Your task
Give only the count of lines containing "попасть".

Material for the task
↓↓↓
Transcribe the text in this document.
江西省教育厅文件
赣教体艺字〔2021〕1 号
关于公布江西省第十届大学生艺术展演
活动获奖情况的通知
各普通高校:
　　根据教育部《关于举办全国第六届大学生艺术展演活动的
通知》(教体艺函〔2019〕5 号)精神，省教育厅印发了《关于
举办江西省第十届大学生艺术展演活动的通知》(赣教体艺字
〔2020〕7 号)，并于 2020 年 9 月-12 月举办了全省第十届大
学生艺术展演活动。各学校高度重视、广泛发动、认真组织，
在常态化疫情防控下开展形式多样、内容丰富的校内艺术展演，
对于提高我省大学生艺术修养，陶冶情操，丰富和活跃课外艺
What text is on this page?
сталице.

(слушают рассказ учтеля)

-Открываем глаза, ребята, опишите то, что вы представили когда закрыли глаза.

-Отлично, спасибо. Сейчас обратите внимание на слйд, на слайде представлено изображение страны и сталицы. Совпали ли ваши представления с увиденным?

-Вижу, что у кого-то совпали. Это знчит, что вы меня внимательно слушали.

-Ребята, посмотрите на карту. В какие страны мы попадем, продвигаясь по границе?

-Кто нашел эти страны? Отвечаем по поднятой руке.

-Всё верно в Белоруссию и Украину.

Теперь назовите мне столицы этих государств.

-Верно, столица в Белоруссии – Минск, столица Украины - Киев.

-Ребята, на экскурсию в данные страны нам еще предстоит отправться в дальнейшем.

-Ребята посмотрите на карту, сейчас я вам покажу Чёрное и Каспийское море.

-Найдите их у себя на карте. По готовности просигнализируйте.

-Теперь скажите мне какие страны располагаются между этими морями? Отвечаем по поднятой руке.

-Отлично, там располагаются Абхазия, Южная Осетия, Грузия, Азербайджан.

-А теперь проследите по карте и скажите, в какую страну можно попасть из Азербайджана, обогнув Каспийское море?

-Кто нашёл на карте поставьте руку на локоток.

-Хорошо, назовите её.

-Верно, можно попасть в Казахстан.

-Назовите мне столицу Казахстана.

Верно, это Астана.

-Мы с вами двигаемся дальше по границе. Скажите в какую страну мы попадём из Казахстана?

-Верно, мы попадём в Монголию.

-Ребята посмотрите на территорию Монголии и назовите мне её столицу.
↑↑↑
Exercise result
2